* Begin EXERCISE DATA *
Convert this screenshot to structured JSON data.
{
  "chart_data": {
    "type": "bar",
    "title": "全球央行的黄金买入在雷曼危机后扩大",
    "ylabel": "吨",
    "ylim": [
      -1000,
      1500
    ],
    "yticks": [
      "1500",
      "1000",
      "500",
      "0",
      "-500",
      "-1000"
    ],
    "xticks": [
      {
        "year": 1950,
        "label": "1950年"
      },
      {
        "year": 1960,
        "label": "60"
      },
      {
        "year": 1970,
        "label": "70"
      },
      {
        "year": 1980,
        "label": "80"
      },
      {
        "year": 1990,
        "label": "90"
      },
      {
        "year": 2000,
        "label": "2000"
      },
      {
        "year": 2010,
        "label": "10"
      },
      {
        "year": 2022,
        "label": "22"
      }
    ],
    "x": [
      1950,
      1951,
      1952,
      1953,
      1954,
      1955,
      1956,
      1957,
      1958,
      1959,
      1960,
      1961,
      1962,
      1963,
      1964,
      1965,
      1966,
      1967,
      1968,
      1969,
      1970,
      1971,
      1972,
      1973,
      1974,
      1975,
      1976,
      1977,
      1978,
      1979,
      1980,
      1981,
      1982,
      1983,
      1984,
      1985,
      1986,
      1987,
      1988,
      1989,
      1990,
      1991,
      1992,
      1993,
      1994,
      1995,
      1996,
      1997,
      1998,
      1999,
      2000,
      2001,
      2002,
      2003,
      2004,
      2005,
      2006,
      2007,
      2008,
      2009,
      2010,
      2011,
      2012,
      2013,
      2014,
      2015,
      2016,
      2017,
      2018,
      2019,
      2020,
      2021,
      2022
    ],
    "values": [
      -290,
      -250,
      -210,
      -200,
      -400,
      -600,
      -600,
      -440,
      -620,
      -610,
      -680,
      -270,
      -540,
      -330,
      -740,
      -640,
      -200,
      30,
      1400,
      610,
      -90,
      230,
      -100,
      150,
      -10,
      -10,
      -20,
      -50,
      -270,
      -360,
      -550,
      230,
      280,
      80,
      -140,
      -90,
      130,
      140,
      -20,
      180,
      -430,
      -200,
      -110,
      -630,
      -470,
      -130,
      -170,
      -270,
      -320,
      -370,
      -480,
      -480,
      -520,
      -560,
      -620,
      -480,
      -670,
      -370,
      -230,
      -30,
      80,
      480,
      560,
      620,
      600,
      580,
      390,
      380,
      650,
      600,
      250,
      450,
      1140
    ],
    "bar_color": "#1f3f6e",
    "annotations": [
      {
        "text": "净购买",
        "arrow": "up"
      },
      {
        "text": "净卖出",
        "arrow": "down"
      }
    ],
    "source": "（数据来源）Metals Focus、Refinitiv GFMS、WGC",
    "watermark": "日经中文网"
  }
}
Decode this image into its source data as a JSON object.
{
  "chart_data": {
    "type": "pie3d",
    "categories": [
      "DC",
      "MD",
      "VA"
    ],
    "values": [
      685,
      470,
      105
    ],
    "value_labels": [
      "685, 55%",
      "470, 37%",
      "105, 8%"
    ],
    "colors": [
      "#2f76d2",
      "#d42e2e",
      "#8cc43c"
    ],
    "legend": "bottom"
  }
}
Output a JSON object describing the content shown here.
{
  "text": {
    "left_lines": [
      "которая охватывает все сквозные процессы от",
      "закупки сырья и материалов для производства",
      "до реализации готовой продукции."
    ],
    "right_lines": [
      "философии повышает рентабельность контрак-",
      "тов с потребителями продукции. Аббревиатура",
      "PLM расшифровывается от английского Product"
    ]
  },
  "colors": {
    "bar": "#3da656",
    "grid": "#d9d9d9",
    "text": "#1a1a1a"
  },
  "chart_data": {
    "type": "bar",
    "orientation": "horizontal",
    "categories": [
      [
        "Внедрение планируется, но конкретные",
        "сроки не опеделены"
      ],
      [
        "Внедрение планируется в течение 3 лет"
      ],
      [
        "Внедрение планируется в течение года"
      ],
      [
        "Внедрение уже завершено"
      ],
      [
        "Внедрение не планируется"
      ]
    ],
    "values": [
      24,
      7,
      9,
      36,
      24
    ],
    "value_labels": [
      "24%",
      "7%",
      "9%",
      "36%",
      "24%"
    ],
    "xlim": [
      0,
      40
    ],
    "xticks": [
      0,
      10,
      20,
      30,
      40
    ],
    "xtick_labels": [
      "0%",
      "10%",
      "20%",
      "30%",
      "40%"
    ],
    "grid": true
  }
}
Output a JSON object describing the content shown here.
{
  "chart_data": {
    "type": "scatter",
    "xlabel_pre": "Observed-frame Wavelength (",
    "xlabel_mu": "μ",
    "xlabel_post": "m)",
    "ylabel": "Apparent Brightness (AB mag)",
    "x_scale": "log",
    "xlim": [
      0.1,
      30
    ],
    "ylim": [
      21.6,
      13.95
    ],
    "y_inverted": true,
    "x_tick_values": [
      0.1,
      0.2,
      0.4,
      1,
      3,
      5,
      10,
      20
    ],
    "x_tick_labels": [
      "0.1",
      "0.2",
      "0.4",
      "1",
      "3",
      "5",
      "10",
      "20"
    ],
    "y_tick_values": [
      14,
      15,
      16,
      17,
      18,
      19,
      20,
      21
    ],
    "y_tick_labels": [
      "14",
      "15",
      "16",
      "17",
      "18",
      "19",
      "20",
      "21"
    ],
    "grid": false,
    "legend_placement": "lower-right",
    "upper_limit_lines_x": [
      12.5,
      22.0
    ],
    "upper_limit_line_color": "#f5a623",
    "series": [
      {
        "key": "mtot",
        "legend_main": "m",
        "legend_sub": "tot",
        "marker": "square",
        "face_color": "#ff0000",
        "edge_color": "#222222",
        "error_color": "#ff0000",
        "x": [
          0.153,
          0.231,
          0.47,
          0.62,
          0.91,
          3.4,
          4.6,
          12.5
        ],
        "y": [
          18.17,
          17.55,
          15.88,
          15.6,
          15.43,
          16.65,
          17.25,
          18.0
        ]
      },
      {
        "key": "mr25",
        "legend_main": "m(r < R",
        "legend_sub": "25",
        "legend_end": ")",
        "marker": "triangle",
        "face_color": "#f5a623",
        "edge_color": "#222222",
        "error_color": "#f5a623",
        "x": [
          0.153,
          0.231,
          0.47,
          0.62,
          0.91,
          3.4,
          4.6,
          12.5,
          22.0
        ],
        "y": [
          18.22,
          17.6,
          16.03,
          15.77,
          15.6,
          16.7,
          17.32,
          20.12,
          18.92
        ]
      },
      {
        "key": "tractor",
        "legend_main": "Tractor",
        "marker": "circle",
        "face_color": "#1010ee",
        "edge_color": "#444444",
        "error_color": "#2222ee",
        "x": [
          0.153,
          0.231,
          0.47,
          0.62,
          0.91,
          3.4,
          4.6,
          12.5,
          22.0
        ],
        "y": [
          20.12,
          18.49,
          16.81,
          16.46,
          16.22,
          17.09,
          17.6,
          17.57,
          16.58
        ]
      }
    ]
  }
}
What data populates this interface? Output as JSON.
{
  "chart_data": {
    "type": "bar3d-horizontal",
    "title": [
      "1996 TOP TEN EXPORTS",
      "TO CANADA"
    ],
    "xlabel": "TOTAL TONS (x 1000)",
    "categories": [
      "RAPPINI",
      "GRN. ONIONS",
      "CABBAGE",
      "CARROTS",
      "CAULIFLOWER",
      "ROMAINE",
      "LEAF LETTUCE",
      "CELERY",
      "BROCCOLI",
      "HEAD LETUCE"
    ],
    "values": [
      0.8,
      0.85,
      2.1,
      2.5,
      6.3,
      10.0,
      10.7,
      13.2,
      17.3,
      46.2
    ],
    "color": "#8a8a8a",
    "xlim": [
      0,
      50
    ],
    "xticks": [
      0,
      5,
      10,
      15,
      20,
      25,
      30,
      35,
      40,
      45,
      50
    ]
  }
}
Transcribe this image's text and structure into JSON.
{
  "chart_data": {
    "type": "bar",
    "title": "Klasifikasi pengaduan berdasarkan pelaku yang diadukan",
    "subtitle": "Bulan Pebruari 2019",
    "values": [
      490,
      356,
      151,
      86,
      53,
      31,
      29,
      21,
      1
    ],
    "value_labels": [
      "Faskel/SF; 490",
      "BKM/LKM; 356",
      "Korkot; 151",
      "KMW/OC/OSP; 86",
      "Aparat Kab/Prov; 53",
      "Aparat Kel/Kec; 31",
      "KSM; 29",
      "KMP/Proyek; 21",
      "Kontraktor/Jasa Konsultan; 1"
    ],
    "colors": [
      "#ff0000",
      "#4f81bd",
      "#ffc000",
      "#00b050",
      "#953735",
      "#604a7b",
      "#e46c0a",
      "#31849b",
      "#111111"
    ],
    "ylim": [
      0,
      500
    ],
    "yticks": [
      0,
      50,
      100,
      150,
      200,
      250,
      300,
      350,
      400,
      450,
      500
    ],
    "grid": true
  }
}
* End EXERCISE DATA *
» **WHAT IS REQUIRED**:
Copy every line above that holds the word "JSON".

» **REPLY TO THE EXERCISE**:
Convert this screenshot to structured JSON data.
Decode this image into its source data as a JSON object.
Output a JSON object describing the content shown here.
Output a JSON object describing the content shown here.
What data populates this interface? Output as JSON.
Transcribe this image's text and structure into JSON.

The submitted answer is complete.